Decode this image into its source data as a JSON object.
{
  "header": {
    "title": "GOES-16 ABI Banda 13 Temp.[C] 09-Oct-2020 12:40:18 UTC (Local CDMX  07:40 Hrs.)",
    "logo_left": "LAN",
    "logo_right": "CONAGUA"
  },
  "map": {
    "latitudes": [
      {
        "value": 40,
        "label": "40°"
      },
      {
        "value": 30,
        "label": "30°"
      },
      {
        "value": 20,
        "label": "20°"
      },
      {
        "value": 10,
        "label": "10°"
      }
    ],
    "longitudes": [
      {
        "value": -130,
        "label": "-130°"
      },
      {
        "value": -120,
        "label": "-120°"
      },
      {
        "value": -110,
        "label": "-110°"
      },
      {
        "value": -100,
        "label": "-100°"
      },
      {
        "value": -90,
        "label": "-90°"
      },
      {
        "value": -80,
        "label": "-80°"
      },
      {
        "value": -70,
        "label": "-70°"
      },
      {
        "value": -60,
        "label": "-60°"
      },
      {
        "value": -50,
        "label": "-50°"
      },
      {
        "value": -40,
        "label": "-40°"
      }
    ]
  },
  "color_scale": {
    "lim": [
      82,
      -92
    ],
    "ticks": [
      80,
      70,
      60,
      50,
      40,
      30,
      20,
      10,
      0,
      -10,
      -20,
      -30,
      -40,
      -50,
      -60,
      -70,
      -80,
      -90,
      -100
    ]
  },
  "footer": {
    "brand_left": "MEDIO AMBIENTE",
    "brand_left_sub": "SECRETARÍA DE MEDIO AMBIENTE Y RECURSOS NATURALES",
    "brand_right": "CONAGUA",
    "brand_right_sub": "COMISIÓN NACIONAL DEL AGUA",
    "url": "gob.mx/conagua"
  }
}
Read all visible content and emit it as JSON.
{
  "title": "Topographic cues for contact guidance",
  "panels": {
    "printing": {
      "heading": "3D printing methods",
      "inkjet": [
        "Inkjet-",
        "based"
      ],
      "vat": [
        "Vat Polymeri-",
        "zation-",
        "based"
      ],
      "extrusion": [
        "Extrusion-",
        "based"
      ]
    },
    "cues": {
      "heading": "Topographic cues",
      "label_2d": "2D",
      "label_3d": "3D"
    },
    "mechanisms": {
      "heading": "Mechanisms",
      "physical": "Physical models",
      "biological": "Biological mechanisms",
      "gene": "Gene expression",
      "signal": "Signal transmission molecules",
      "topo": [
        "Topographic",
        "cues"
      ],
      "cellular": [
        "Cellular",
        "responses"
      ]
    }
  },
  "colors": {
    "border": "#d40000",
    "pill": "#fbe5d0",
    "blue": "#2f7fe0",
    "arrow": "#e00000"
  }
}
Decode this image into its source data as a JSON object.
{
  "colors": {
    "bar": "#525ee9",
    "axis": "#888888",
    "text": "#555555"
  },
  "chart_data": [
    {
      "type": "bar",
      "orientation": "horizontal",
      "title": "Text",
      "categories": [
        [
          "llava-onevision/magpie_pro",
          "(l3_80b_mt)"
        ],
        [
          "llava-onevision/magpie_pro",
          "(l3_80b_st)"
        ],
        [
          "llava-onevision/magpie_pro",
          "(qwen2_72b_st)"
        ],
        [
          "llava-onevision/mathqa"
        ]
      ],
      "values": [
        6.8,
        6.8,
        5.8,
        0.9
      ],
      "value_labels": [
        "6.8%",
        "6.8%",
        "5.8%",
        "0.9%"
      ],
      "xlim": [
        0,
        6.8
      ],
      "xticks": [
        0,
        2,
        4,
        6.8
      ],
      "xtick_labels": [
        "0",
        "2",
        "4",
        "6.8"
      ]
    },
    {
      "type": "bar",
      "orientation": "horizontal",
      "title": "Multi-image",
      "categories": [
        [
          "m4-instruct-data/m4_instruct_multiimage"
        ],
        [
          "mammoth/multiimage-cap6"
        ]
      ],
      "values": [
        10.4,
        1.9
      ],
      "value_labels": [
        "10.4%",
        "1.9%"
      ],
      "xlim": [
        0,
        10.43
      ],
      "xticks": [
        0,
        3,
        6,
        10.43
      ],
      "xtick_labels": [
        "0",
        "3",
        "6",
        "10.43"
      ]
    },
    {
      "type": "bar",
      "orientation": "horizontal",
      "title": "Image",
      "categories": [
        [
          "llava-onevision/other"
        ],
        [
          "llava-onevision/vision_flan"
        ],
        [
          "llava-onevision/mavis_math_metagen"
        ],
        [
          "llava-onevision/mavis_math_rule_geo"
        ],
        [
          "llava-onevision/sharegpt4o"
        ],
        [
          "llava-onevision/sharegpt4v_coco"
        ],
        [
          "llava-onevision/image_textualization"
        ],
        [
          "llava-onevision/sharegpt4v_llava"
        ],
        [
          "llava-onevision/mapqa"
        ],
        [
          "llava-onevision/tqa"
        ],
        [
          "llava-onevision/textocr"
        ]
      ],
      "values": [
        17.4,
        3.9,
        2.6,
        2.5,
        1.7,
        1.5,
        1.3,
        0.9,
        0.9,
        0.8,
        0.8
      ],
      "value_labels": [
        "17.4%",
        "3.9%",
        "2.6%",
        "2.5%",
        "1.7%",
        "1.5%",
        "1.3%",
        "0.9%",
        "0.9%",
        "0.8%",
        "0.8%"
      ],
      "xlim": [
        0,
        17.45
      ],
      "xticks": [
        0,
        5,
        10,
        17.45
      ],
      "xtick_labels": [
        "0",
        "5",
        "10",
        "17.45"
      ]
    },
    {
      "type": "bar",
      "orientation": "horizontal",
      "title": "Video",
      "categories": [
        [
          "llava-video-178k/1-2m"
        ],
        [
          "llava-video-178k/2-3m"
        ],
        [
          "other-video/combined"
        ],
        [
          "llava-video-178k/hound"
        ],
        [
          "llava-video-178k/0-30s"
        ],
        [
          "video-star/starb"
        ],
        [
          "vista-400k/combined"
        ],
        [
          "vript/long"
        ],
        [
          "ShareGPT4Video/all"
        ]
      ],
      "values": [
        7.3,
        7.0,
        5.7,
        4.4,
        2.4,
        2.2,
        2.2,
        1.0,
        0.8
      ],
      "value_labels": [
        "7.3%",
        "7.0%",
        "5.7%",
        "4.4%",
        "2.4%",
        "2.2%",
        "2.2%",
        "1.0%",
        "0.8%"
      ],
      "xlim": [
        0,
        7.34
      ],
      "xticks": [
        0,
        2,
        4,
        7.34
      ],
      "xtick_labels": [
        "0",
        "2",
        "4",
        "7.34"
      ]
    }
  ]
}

Problem description:
Reproduce each line of the material above precisely.

Answer to the exercise:
Decode this image into its source data as a JSON object.
{
  "header": {
    "title": "GOES-16 ABI Banda 13 Temp.[C] 09-Oct-2020 12:40:18 UTC (Local CDMX  07:40 Hrs.)",
    "logo_left": "LAN",
    "logo_right": "CONAGUA"
  },
  "map": {
    "latitudes": [
      {
        "value": 40,
        "label": "40°"
      },
      {
        "value": 30,
        "label": "30°"
      },
      {
        "value": 20,
        "label": "20°"
      },
      {
        "value": 10,
        "label": "10°"
      }
    ],
    "longitudes": [
      {
        "value": -130,
        "label": "-130°"
      },
      {
        "value": -120,
        "label": "-120°"
      },
      {
        "value": -110,
        "label": "-110°"
      },
      {
        "value": -100,
        "label": "-100°"
      },
      {
        "value": -90,
        "label": "-90°"
      },
      {
        "value": -80,
        "label": "-80°"
      },
      {
        "value": -70,
        "label": "-70°"
      },
      {
        "value": -60,
        "label": "-60°"
      },
      {
        "value": -50,
        "label": "-50°"
      },
      {
        "value": -40,
        "label": "-40°"
      }
    ]
  },
  "color_scale": {
    "lim": [
      82,
      -92
    ],
    "ticks": [
      80,
      70,
      60,
      50,
      40,
      30,
      20,
      10,
      0,
      -10,
      -20,
      -30,
      -40,
      -50,
      -60,
      -70,
      -80,
      -90,
      -100
    ]
  },
  "footer": {
    "brand_left": "MEDIO AMBIENTE",
    "brand_left_sub": "SECRETARÍA DE MEDIO AMBIENTE Y RECURSOS NATURALES",
    "brand_right": "CONAGUA",
    "brand_right_sub": "COMISIÓN NACIONAL DEL AGUA",
    "url": "gob.mx/conagua"
  }
}
Read all visible content and emit it as JSON.
{
  "title": "Topographic cues for contact guidance",
  "panels": {
    "printing": {
      "heading": "3D printing methods",
      "inkjet": [
        "Inkjet-",
        "based"
      ],
      "vat": [
        "Vat Polymeri-",
        "zation-",
        "based"
      ],
      "extrusion": [
        "Extrusion-",
        "based"
      ]
    },
    "cues": {
      "heading": "Topographic cues",
      "label_2d": "2D",
      "label_3d": "3D"
    },
    "mechanisms": {
      "heading": "Mechanisms",
      "physical": "Physical models",
      "biological": "Biological mechanisms",
      "gene": "Gene expression",
      "signal": "Signal transmission molecules",
      "topo": [
        "Topographic",
        "cues"
      ],
      "cellular": [
        "Cellular",
        "responses"
      ]
    }
  },
  "colors": {
    "border": "#d40000",
    "pill": "#fbe5d0",
    "blue": "#2f7fe0",
    "arrow": "#e00000"
  }
}
Decode this image into its source data as a JSON object.
{
  "colors": {
    "bar": "#525ee9",
    "axis": "#888888",
    "text": "#555555"
  },
  "chart_data": [
    {
      "type": "bar",
      "orientation": "horizontal",
      "title": "Text",
      "categories": [
        [
          "llava-onevision/magpie_pro",
          "(l3_80b_mt)"
        ],
        [
          "llava-onevision/magpie_pro",
          "(l3_80b_st)"
        ],
        [
          "llava-onevision/magpie_pro",
          "(qwen2_72b_st)"
        ],
        [
          "llava-onevision/mathqa"
        ]
      ],
      "values": [
        6.8,
        6.8,
        5.8,
        0.9
      ],
      "value_labels": [
        "6.8%",
        "6.8%",
        "5.8%",
        "0.9%"
      ],
      "xlim": [
        0,
        6.8
      ],
      "xticks": [
        0,
        2,
        4,
        6.8
      ],
      "xtick_labels": [
        "0",
        "2",
        "4",
        "6.8"
      ]
    },
    {
      "type": "bar",
      "orientation": "horizontal",
      "title": "Multi-image",
      "categories": [
        [
          "m4-instruct-data/m4_instruct_multiimage"
        ],
        [
          "mammoth/multiimage-cap6"
        ]
      ],
      "values": [
        10.4,
        1.9
      ],
      "value_labels": [
        "10.4%",
        "1.9%"
      ],
      "xlim": [
        0,
        10.43
      ],
      "xticks": [
        0,
        3,
        6,
        10.43
      ],
      "xtick_labels": [
        "0",
        "3",
        "6",
        "10.43"
      ]
    },
    {
      "type": "bar",
      "orientation": "horizontal",
      "title": "Image",
      "categories": [
        [
          "llava-onevision/other"
        ],
        [
          "llava-onevision/vision_flan"
        ],
        [
          "llava-onevision/mavis_math_metagen"
        ],
        [
          "llava-onevision/mavis_math_rule_geo"
        ],
        [
          "llava-onevision/sharegpt4o"
        ],
        [
          "llava-onevision/sharegpt4v_coco"
        ],
        [
          "llava-onevision/image_textualization"
        ],
        [
          "llava-onevision/sharegpt4v_llava"
        ],
        [
          "llava-onevision/mapqa"
        ],
        [
          "llava-onevision/tqa"
        ],
        [
          "llava-onevision/textocr"
        ]
      ],
      "values": [
        17.4,
        3.9,
        2.6,
        2.5,
        1.7,
        1.5,
        1.3,
        0.9,
        0.9,
        0.8,
        0.8
      ],
      "value_labels": [
        "17.4%",
        "3.9%",
        "2.6%",
        "2.5%",
        "1.7%",
        "1.5%",
        "1.3%",
        "0.9%",
        "0.9%",
        "0.8%",
        "0.8%"
      ],
      "xlim": [
        0,
        17.45
      ],
      "xticks": [
        0,
        5,
        10,
        17.45
      ],
      "xtick_labels": [
        "0",
        "5",
        "10",
        "17.45"
      ]
    },
    {
      "type": "bar",
      "orientation": "horizontal",
      "title": "Video",
      "categories": [
        [
          "llava-video-178k/1-2m"
        ],
        [
          "llava-video-178k/2-3m"
        ],
        [
          "other-video/combined"
        ],
        [
          "llava-video-178k/hound"
        ],
        [
          "llava-video-178k/0-30s"
        ],
        [
          "video-star/starb"
        ],
        [
          "vista-400k/combined"
        ],
        [
          "vript/long"
        ],
        [
          "ShareGPT4Video/all"
        ]
      ],
      "values": [
        7.3,
        7.0,
        5.7,
        4.4,
        2.4,
        2.2,
        2.2,
        1.0,
        0.8
      ],
      "value_labels": [
        "7.3%",
        "7.0%",
        "5.7%",
        "4.4%",
        "2.4%",
        "2.2%",
        "2.2%",
        "1.0%",
        "0.8%"
      ],
      "xlim": [
        0,
        7.34
      ],
      "xticks": [
        0,
        2,
        4,
        7.34
      ],
      "xtick_labels": [
        "0",
        "2",
        "4",
        "7.34"
      ]
    }
  ]
}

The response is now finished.